Identify the lines holding "there" and copy them.

— start of RECORDS SHOWN —

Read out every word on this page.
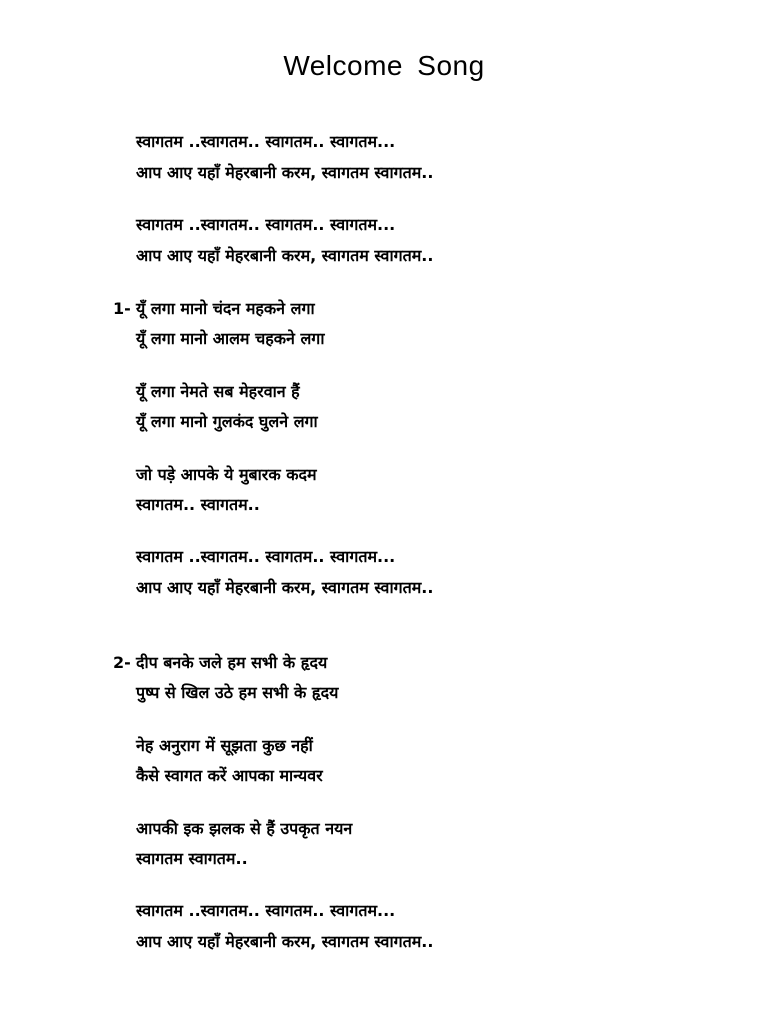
Welcome Song
स्वागतम ..स्वागतम.. स्वागतम.. स्वागतम...
आप आए यहाँ मेहरबानी करम, स्वागतम स्वागतम..
स्वागतम ..स्वागतम.. स्वागतम.. स्वागतम...
आप आए यहाँ मेहरबानी करम, स्वागतम स्वागतम..
1- यूँ लगा मानो चंदन महकने लगा
यूँ लगा मानो आलम चहकने लगा
यूँ लगा नेमते सब मेहरवान हैं
यूँ लगा मानो गुलकंद घुलने लगा
जो पड़े आपके ये मुबारक कदम
स्वागतम.. स्वागतम..
स्वागतम ..स्वागतम.. स्वागतम.. स्वागतम...
आप आए यहाँ मेहरबानी करम, स्वागतम स्वागतम..
2- दीप बनके जले हम सभी के हृदय
पुष्प से खिल उठे हम सभी के हृदय
नेह अनुराग में सूझता कुछ नहीं
कैसे स्वागत करें आपका मान्यवर
आपकी इक झलक से हैं उपकृत नयन
स्वागतम स्वागतम..
स्वागतम ..स्वागतम.. स्वागतम.. स्वागतम...
आप आए यहाँ मेहरबानी करम, स्वागतम स्वागतम..
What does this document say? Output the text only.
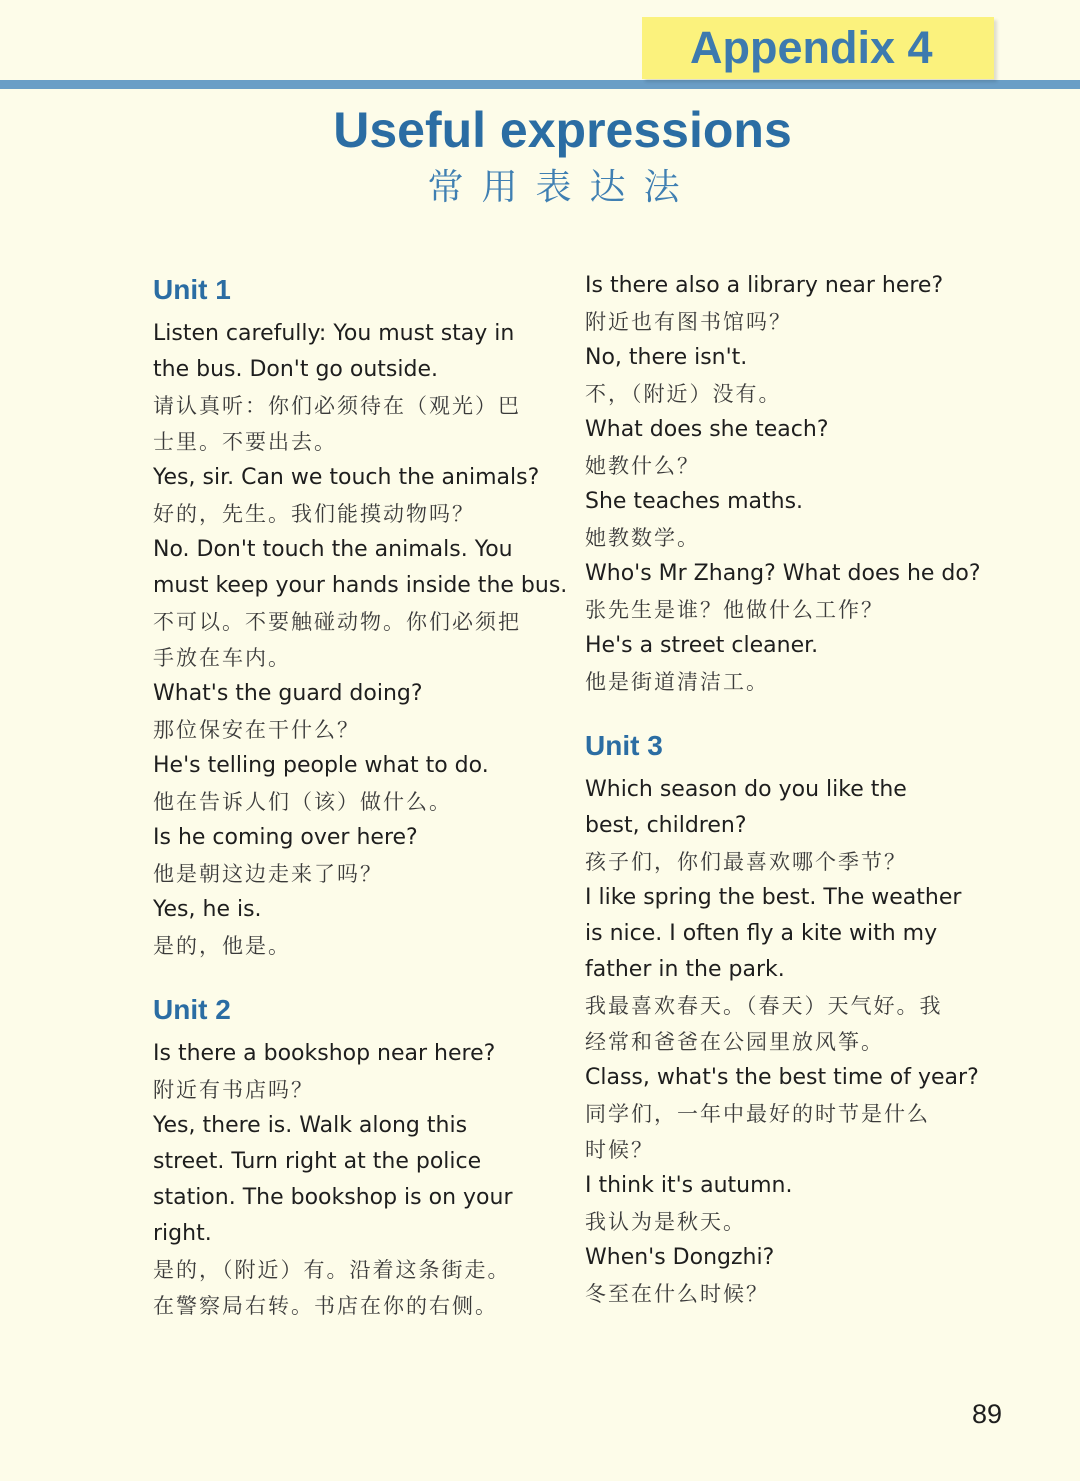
Appendix 4
Useful expressions
常用表达法
Unit 1
Listen carefully: You must stay in
the bus. Don't go outside.
请认真听：你们必须待在（观光）巴
士里。不要出去。
Yes, sir. Can we touch the animals?
好的，先生。我们能摸动物吗？
No. Don't touch the animals. You
must keep your hands inside the bus.
不可以。不要触碰动物。你们必须把
手放在车内。
What's the guard doing?
那位保安在干什么？
He's telling people what to do.
他在告诉人们（该）做什么。
Is he coming over here?
他是朝这边走来了吗？
Yes, he is.
是的，他是。
Unit 2
Is there a bookshop near here?
附近有书店吗？
Yes, there is. Walk along this
street. Turn right at the police
station. The bookshop is on your
right.
是的，（附近）有。沿着这条街走。
在警察局右转。书店在你的右侧。
Is there also a library near here?
附近也有图书馆吗？
No, there isn't.
不，（附近）没有。
What does she teach?
她教什么？
She teaches maths.
她教数学。
Who's Mr Zhang? What does he do?
张先生是谁？他做什么工作？
He's a street cleaner.
他是街道清洁工。
Unit 3
Which season do you like the
best, children?
孩子们，你们最喜欢哪个季节？
I like spring the best. The weather
is nice. I often fly a kite with my
father in the park.
我最喜欢春天。（春天）天气好。我
经常和爸爸在公园里放风筝。
Class, what's the best time of year?
同学们，一年中最好的时节是什么
时候？
I think it's autumn.
我认为是秋天。
When's Dongzhi?
冬至在什么时候？
89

— end of RECORDS SHOWN —

* FULL SOLUTION:
Is there a bookshop near here?
Yes, there is. Walk along this
Is there also a library near here?
No, there isn't.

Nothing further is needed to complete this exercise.